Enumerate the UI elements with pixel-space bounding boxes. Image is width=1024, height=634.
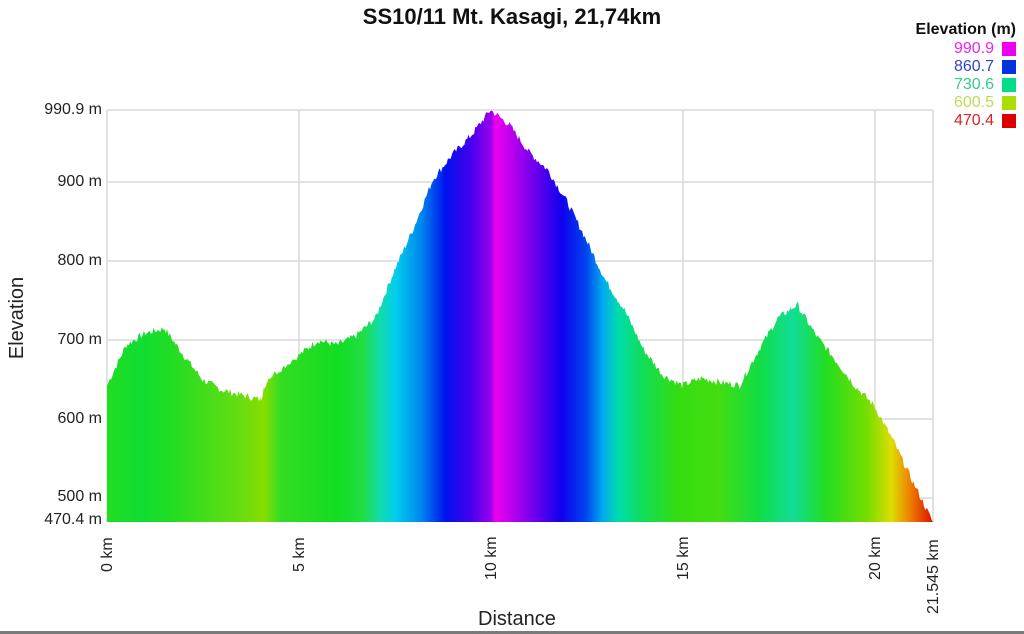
y-tick: 900 m [57, 173, 102, 190]
x-tick: 21.545 km [925, 539, 942, 614]
legend-label: 860.7 [953, 58, 994, 75]
legend-swatch [1002, 78, 1016, 92]
y-axis-label: Elevation [6, 276, 28, 360]
legend-label: 600.5 [953, 94, 994, 111]
y-tick: 700 m [57, 331, 102, 348]
legend-label: 990.9 [953, 40, 994, 57]
x-tick: 15 km [675, 536, 692, 580]
legend-entry: 600.5 [916, 94, 1016, 112]
y-tick: 800 m [57, 252, 102, 269]
chart-title: SS10/11 Mt. Kasagi, 21,74km [362, 4, 662, 29]
y-tick: 500 m [57, 488, 102, 505]
legend-entry: 860.7 [916, 58, 1016, 76]
y-tick: 990.9 m [44, 101, 102, 118]
x-tick: 20 km [867, 536, 884, 580]
legend: Elevation (m) 990.9 860.7 730.6 600.5 47… [916, 20, 1016, 130]
legend-title: Elevation (m) [915, 21, 1016, 38]
legend-swatch [1002, 60, 1016, 74]
legend-swatch [1002, 114, 1016, 128]
elevation-profile-area [107, 110, 933, 523]
legend-entry: 990.9 [916, 40, 1016, 58]
y-tick: 470.4 m [44, 511, 102, 528]
legend-label: 730.6 [953, 76, 994, 93]
y-tick: 600 m [57, 410, 102, 427]
x-axis-label: Distance [478, 608, 556, 630]
x-tick: 0 km [99, 537, 116, 572]
x-tick: 10 km [483, 536, 500, 580]
legend-entry: 470.4 [916, 112, 1016, 130]
legend-swatch [1002, 96, 1016, 110]
legend-entry: 730.6 [916, 76, 1016, 94]
bottom-border [0, 631, 1024, 634]
x-tick: 5 km [291, 537, 308, 572]
legend-swatch [1002, 42, 1016, 56]
legend-label: 470.4 [953, 112, 994, 129]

> [Goal]
Rewrite the items above with every "legend-swatch" replaced by "color-swatch" and everything else unchanged, leaving out the pictures.

> [Output for this exercise]
Enumerate the UI elements with pixel-space bounding boxes. Image is width=1024, height=634.
y-tick: 900 m [57, 173, 102, 190]
x-tick: 21.545 km [925, 539, 942, 614]
legend-label: 860.7 [953, 58, 994, 75]
color-swatch [1002, 78, 1016, 92]
y-axis-label: Elevation [6, 276, 28, 360]
legend-label: 600.5 [953, 94, 994, 111]
y-tick: 700 m [57, 331, 102, 348]
legend-label: 990.9 [953, 40, 994, 57]
x-tick: 15 km [675, 536, 692, 580]
legend-entry: 600.5 [916, 94, 1016, 112]
y-tick: 800 m [57, 252, 102, 269]
chart-title: SS10/11 Mt. Kasagi, 21,74km [362, 4, 662, 29]
y-tick: 500 m [57, 488, 102, 505]
legend-entry: 860.7 [916, 58, 1016, 76]
y-tick: 990.9 m [44, 101, 102, 118]
x-tick: 20 km [867, 536, 884, 580]
legend: Elevation (m) 990.9 860.7 730.6 600.5 47… [916, 20, 1016, 130]
legend-title: Elevation (m) [915, 21, 1016, 38]
color-swatch [1002, 60, 1016, 74]
color-swatch [1002, 114, 1016, 128]
elevation-profile-area [107, 110, 933, 523]
legend-entry: 990.9 [916, 40, 1016, 58]
y-tick: 470.4 m [44, 511, 102, 528]
legend-label: 730.6 [953, 76, 994, 93]
y-tick: 600 m [57, 410, 102, 427]
x-axis-label: Distance [478, 608, 556, 630]
x-tick: 0 km [99, 537, 116, 572]
x-tick: 10 km [483, 536, 500, 580]
legend-entry: 470.4 [916, 112, 1016, 130]
color-swatch [1002, 96, 1016, 110]
legend-entry: 730.6 [916, 76, 1016, 94]
bottom-border [0, 631, 1024, 634]
x-tick: 5 km [291, 537, 308, 572]
color-swatch [1002, 42, 1016, 56]
legend-label: 470.4 [953, 112, 994, 129]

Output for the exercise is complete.